#### Prompt
Copy out all lines that carry the word "определений".

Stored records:
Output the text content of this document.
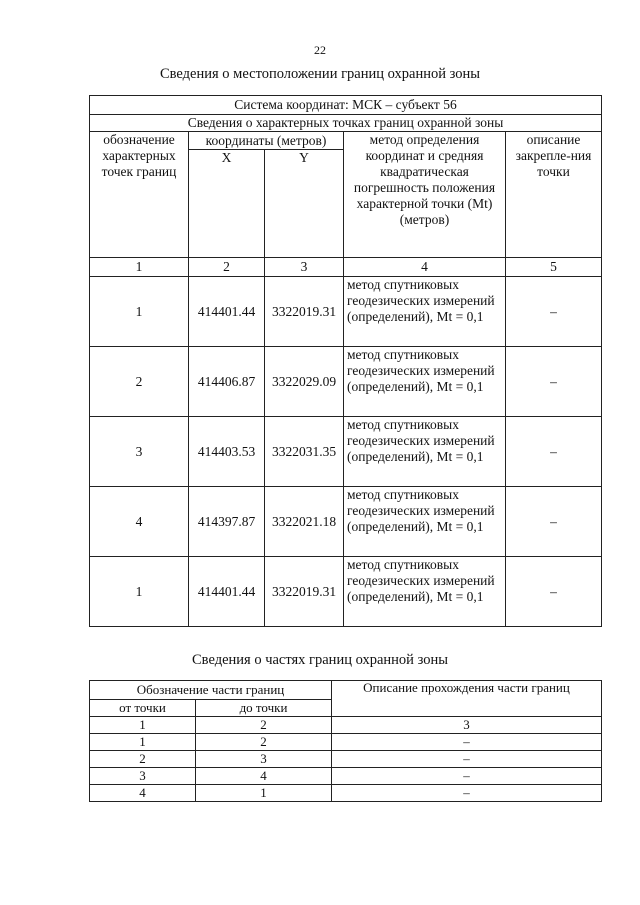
22
Сведения о местоположении границ охранной зоны
Система координат: МСК – субъект 56				
Сведения о характерных точках границ охранной зоны				
обозначение характерных точек границ	координаты (метров)		метод определения координат и средняя квадратическая погрешность положения характерной точки (Mt) (метров)	описание закрепле-ния точки
	X	Y		
1	2	3	4	5
1	414401.44	3322019.31	метод спутниковых геодезических измерений (определений), Mt = 0,1	–
2	414406.87	3322029.09	метод спутниковых геодезических измерений (определений), Mt = 0,1	–
3	414403.53	3322031.35	метод спутниковых геодезических измерений (определений), Mt = 0,1	–
4	414397.87	3322021.18	метод спутниковых геодезических измерений (определений), Mt = 0,1	–
1	414401.44	3322019.31	метод спутниковых геодезических измерений (определений), Mt = 0,1	–
Сведения о частях границ охранной зоны
Обозначение части границ		Описание прохождения части границ
от точки	до точки	
1	2	3
1	2	–
2	3	–
3	4	–
4	1	–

#### Correct answer
1	414401.44	3322019.31	метод спутниковых геодезических измерений (определений), Mt = 0,1	–
2	414406.87	3322029.09	метод спутниковых геодезических измерений (определений), Mt = 0,1	–
3	414403.53	3322031.35	метод спутниковых геодезических измерений (определений), Mt = 0,1	–
4	414397.87	3322021.18	метод спутниковых геодезических измерений (определений), Mt = 0,1	–
1	414401.44	3322019.31	метод спутниковых геодезических измерений (определений), Mt = 0,1	–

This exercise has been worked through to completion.